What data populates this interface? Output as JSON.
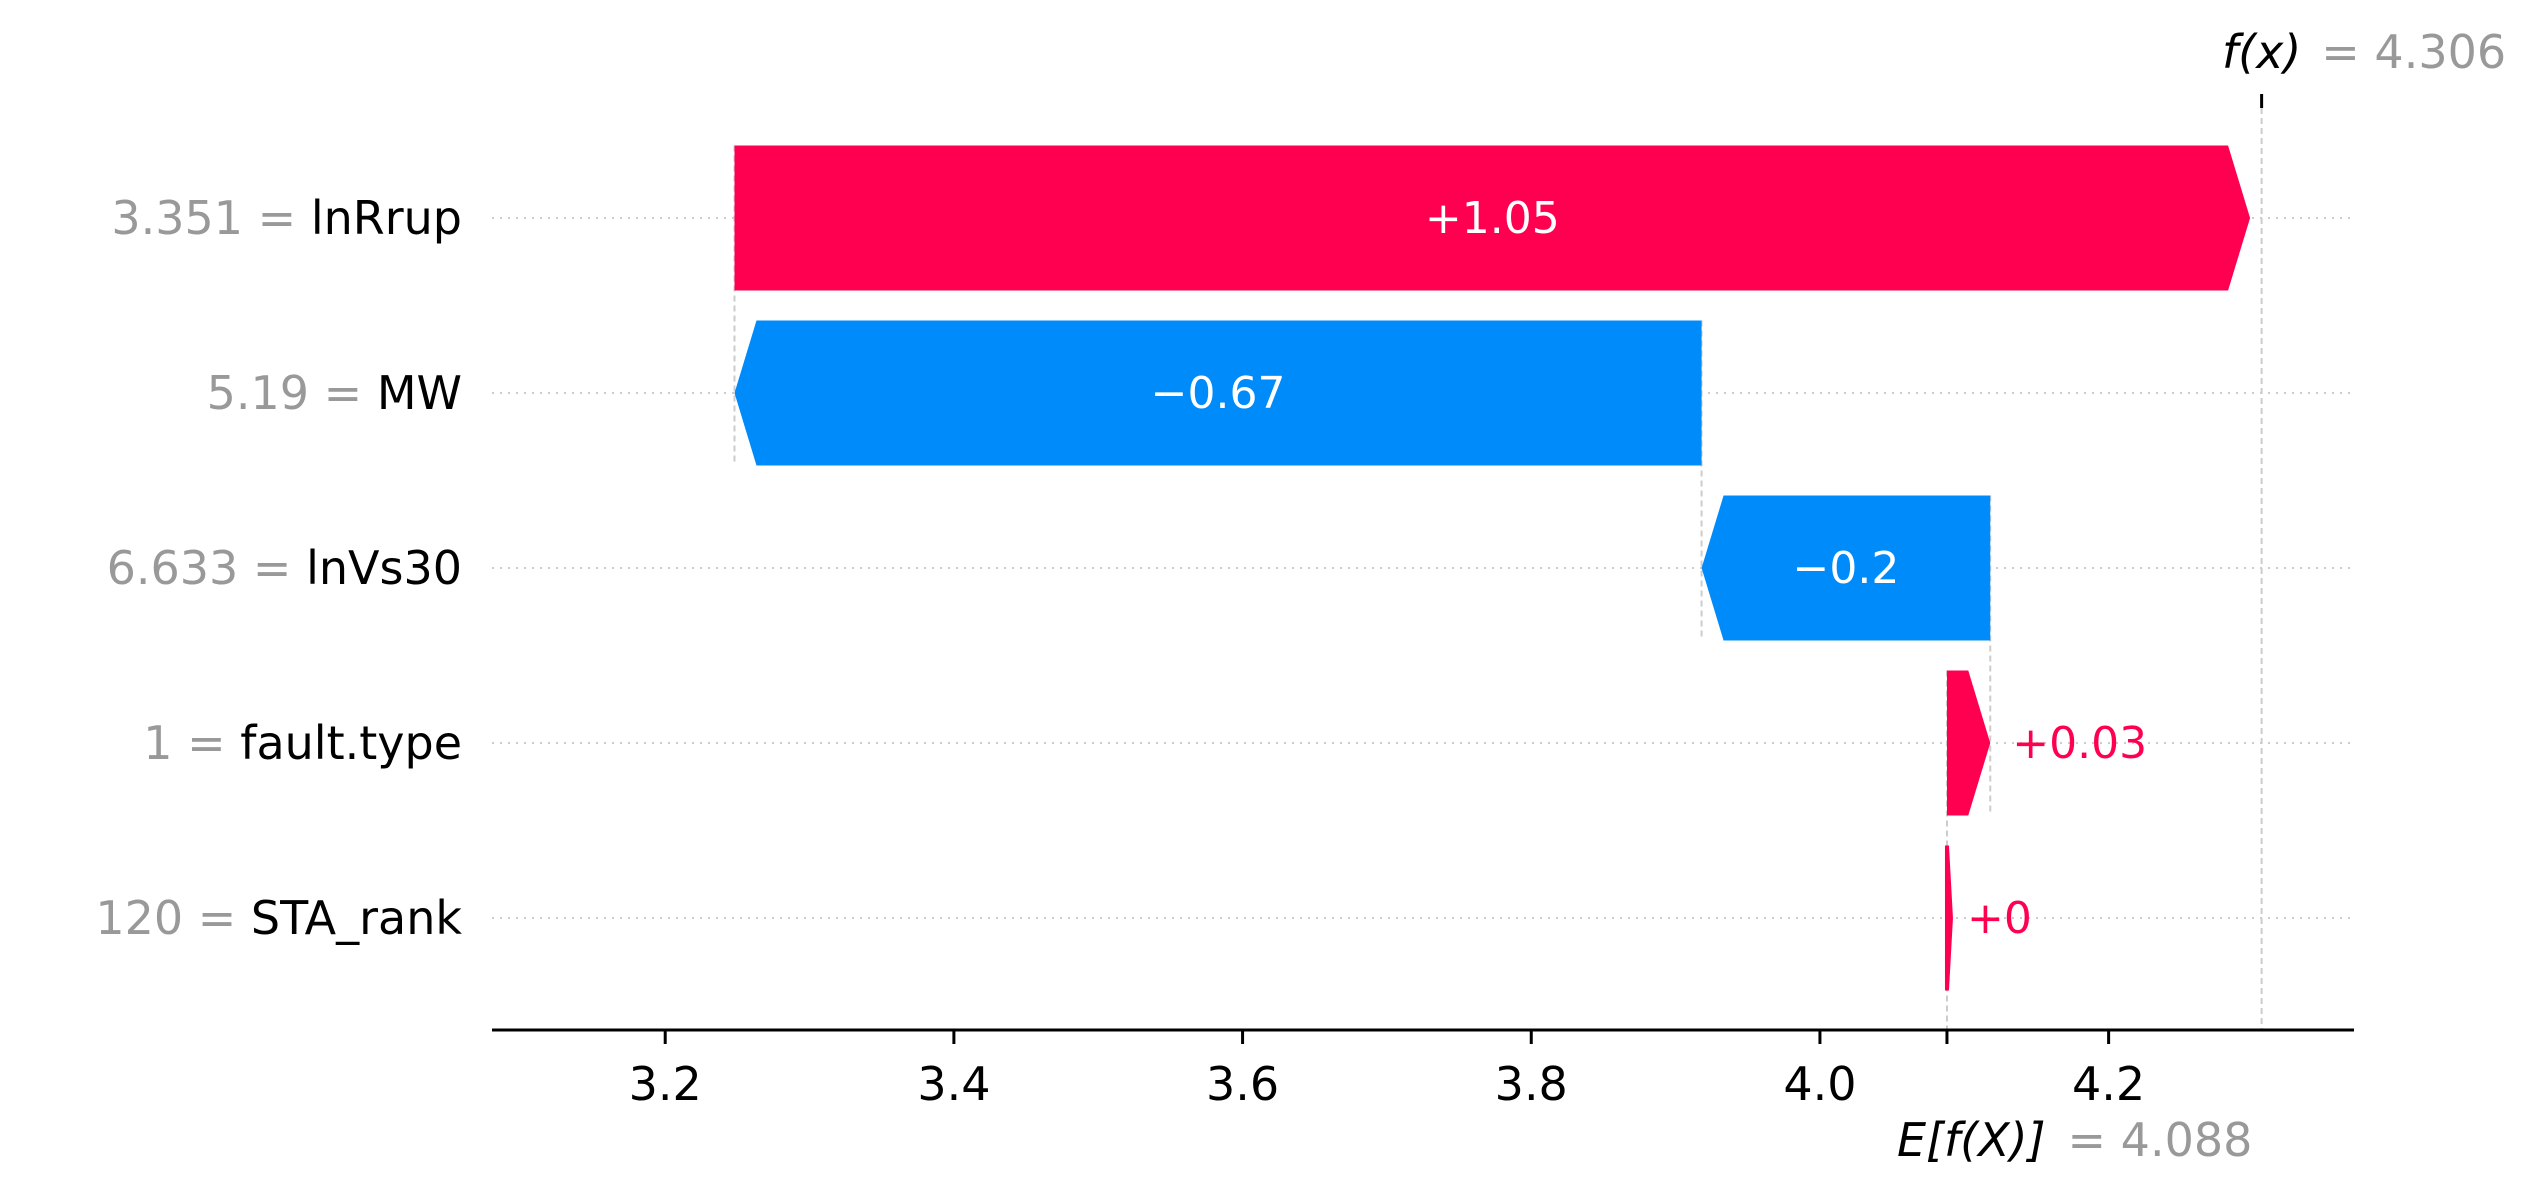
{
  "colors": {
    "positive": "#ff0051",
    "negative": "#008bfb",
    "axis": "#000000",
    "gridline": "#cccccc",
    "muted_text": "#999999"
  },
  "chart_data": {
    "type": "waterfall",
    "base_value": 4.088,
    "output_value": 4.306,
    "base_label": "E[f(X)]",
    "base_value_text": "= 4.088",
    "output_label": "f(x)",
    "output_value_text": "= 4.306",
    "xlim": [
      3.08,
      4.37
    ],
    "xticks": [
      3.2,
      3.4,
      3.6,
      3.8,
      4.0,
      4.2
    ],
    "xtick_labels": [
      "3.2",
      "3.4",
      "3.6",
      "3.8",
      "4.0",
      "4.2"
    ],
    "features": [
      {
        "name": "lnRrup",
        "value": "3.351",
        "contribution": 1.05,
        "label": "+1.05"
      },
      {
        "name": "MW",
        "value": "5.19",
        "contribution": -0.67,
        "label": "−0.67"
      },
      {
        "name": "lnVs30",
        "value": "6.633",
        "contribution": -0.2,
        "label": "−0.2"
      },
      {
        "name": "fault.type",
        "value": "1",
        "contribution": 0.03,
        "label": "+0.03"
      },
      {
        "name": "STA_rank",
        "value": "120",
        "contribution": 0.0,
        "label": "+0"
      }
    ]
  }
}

++++

**PROBLEM REQUIREMENTS**
Skip the pictures, then retype every line above exactly.

**WRITTEN SOLUTION**
What data populates this interface? Output as JSON.
{
  "colors": {
    "positive": "#ff0051",
    "negative": "#008bfb",
    "axis": "#000000",
    "gridline": "#cccccc",
    "muted_text": "#999999"
  },
  "chart_data": {
    "type": "waterfall",
    "base_value": 4.088,
    "output_value": 4.306,
    "base_label": "E[f(X)]",
    "base_value_text": "= 4.088",
    "output_label": "f(x)",
    "output_value_text": "= 4.306",
    "xlim": [
      3.08,
      4.37
    ],
    "xticks": [
      3.2,
      3.4,
      3.6,
      3.8,
      4.0,
      4.2
    ],
    "xtick_labels": [
      "3.2",
      "3.4",
      "3.6",
      "3.8",
      "4.0",
      "4.2"
    ],
    "features": [
      {
        "name": "lnRrup",
        "value": "3.351",
        "contribution": 1.05,
        "label": "+1.05"
      },
      {
        "name": "MW",
        "value": "5.19",
        "contribution": -0.67,
        "label": "−0.67"
      },
      {
        "name": "lnVs30",
        "value": "6.633",
        "contribution": -0.2,
        "label": "−0.2"
      },
      {
        "name": "fault.type",
        "value": "1",
        "contribution": 0.03,
        "label": "+0.03"
      },
      {
        "name": "STA_rank",
        "value": "120",
        "contribution": 0.0,
        "label": "+0"
      }
    ]
  }
}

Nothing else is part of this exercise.